╭─ SOURCE TEXT

Nice first post, welcome to Talk Classical mbhaub.


----------



## Leggiero

mbhaub said:


> My first post on this site. How did I not know of it before? Anyway, I was pleasantly surprised to find this thread about Franz Schmidt - my favorite composer of all. There was a time when I really thought that his works would become as well-known and played as his one time conductor, Gustav Mahler. But it didn't happen, sorry to say.


As a fellow recent joiner, I second @Pugg's welcome! Apparently, Schmidt is well-known and -loved in his native Austria, but for some reason his music doesn't seem to "travel" well beyond Austria's borders - see, also, any number of the more conservative 20th Century British composers.


----------



## Leggiero

Templeton said:


> The Järvi symphony cycle has been mentioned as the one to have but, to my ears, I prefer the Vassily Sinaisky and Malmo Symphony Orchestra and above all, the Fabio Luisi and MDR cycles/recordings. The Mehta/VPO for the Fourth Symphony is amazing but Luisi and his Leipzig orchestra run them very close.


The Sinaisky set appears to have got a very mixed press, but if it ticks the right boxes for you, then _de gustibus..._, I say! People also seem to rate Yakov Kreizberg's no.4 with the Netherlands Phil, but tragically he didn't live to record the other three symphonies.


----------



## manyene

mbhaub said:


> My first post on this site. How did I not know of it before? Anyway, I was pleasantly surprised to find this thread about Franz Schmidt - my favorite composer of all. There was a time when I really thought that his works would become as well-known and played as his one time conductor, Gustav Mahler. But it didn't happen, sorry to say. But in recent years there have been many fine recordings of his music, and except for some works he wrote when he was quite young, everything has been recorded many times over, except for the second opera Fredegundis. Schmidt is one of the few composers I have traveled all over to hear performed live. That 2015 Proms concert with the second symphony was thrilling! But I for one don't care if Bychkov records it - we have enough fine recordings of the symphonies. What we do need is a complete, legal, recording of Fredegundis!

╰─
╭─ MATERIAL SHOWN

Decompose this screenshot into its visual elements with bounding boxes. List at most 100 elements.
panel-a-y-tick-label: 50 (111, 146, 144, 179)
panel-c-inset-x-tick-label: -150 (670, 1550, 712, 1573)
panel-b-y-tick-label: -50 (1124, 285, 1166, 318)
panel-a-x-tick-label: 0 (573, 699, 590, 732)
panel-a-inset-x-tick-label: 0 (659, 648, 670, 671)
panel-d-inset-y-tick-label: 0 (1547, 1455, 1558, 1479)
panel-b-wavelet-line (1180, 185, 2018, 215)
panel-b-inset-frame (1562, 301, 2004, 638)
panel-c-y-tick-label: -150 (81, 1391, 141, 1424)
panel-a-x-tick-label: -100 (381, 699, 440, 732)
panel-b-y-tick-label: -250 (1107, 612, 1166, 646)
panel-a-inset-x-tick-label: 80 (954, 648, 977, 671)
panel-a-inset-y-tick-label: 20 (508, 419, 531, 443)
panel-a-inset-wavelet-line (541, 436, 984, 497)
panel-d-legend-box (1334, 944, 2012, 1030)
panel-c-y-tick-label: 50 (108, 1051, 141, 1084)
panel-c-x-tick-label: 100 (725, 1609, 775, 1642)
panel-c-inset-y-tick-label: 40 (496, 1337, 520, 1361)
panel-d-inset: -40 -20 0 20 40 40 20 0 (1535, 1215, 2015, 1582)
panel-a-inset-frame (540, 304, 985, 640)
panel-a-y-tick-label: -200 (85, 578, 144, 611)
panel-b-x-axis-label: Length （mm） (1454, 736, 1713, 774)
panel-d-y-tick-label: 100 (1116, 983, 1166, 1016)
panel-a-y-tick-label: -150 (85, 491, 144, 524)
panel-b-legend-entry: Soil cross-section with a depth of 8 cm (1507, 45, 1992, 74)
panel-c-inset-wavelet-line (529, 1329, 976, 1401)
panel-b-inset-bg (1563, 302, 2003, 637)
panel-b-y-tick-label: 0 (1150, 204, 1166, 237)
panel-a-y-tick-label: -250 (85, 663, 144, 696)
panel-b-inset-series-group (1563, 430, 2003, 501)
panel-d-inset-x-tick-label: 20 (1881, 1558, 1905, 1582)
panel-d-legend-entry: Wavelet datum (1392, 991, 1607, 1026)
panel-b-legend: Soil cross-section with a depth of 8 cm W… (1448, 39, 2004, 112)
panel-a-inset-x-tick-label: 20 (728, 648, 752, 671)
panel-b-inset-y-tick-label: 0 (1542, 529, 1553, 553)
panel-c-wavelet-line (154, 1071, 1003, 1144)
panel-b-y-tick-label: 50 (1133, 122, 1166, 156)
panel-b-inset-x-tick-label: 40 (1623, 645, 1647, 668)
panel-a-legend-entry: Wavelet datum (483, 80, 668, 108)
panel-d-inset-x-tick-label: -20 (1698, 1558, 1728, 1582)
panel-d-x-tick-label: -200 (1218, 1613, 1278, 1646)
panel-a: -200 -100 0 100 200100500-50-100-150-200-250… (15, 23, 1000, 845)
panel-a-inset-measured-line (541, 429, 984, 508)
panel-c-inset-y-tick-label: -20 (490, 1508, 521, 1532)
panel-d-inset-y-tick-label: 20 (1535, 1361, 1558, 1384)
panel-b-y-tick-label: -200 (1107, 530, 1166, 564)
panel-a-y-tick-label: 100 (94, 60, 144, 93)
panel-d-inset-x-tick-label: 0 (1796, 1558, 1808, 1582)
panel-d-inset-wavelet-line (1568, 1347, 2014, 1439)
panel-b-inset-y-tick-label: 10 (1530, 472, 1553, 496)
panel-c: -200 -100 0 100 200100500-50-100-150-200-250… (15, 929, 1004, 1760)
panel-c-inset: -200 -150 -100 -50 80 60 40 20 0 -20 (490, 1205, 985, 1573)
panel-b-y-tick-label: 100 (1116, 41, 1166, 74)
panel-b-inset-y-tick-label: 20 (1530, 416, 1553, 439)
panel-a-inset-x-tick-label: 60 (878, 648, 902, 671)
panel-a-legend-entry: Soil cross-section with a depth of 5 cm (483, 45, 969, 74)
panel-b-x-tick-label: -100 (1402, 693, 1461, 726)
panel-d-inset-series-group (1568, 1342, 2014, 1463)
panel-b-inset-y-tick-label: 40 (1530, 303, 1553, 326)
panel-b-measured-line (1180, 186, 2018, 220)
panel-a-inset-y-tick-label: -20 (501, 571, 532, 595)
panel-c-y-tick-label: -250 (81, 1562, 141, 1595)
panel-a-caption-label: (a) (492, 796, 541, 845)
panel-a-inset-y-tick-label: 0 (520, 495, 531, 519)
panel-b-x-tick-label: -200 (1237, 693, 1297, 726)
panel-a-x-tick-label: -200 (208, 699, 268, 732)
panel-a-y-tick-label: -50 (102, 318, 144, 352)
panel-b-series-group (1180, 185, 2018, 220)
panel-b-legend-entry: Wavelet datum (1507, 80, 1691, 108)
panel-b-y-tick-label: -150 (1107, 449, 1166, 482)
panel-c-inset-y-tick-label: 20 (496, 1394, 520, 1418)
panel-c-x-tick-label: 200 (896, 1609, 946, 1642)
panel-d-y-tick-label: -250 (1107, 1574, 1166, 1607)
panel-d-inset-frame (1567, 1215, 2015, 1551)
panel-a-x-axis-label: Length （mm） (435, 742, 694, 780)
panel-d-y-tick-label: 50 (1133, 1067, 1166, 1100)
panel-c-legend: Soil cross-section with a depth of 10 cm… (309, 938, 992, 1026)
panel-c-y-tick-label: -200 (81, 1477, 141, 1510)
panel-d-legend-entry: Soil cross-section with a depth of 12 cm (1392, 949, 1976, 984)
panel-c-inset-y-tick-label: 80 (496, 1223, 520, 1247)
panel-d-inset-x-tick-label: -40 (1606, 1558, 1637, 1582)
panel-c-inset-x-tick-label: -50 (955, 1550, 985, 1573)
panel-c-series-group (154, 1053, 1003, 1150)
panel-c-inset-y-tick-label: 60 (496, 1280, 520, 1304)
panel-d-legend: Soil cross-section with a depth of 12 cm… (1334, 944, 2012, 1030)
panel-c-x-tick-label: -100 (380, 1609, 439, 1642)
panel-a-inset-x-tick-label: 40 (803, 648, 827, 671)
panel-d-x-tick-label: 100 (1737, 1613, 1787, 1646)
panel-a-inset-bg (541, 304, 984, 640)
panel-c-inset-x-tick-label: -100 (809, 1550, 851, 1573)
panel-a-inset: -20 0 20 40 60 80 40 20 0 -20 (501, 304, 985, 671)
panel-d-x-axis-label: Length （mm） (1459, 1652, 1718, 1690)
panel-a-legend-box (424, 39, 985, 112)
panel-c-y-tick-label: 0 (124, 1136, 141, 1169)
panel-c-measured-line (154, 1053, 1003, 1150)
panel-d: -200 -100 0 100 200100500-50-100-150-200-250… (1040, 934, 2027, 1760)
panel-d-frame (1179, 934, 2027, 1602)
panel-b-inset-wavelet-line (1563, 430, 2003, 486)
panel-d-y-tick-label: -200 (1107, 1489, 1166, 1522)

╰─

WRITTEN TASKS
A: In the Franz Schmidt thread, rewrite the paragraph beginning "The Sinaisky set appears" as a short bulleted list that keeps its main facts.
B: Carry the Franz Schmidt thread further, starting after its last sentence.

RESPONSES IN ORDER
A:
- The Sinaisky set has had a very mixed press.
- If it ticks the right boxes for a listener, then _de gustibus..._
- Yakov Kreizberg's No. 4 with the Netherlands Phil is also rated by many people.
- He died before he could record the other three symphonies.

B:
Hopefully, Naxos will move on to record others of his works. Fir many years, only the 4th Symphony was regularly available but things are changing for the better. I'm still not sure whether that symphony, or the Rachmaninov Symphonic Dances marks the end of that period of high romanticism that began to peter out after the First World War.


----------



## Leggiero

manyene said:


> I'm still not sure whether that symphony, or the Rachmaninov Symphonic Dances marks the end of that period of high romanticism that began to peter out after the First World War.


I've certainly come to think of it as the true swansong of the Viennese symphonic tradition, far more so than any Mahler symphony. While later Austrians have gone some way towards reversing the slash-and-burn ethos of the postwar _avant garde_, they seem to have been very reluctant to evoke those particular sounds.


----------



## Krzysz

Leggiero is right about Schmidt being the last of something - perhaps of the tradition of the romantic symphony and certainly of the Beethoven-Schubert-Brahms-Schumann-Reger lineage. Schmidt's second symphony in particular always seems to me to be totally within that tradition (and perhaps one of its very greatest examples), whereas Mahler seems more tied to expressionism. It's probably the huge rise in popularity of Mahler that obscures this last glorious flowering, and even before that the second Viennese School (which overlapped with Schmidt - he was a friend of Schoenberg) and Stravinsky had started composing stuff that meant music could never be the same again. Schmidt was a hangover from an era that increasingly seemed irrelevant and unfortunately he was also seen as tainted by Nazism.

There has been some attempt to raise his importance to the concert-going public, but the second symphony, which from any view should be popular, is very difficult indeed to play, with huge challenges for the string and horn sections.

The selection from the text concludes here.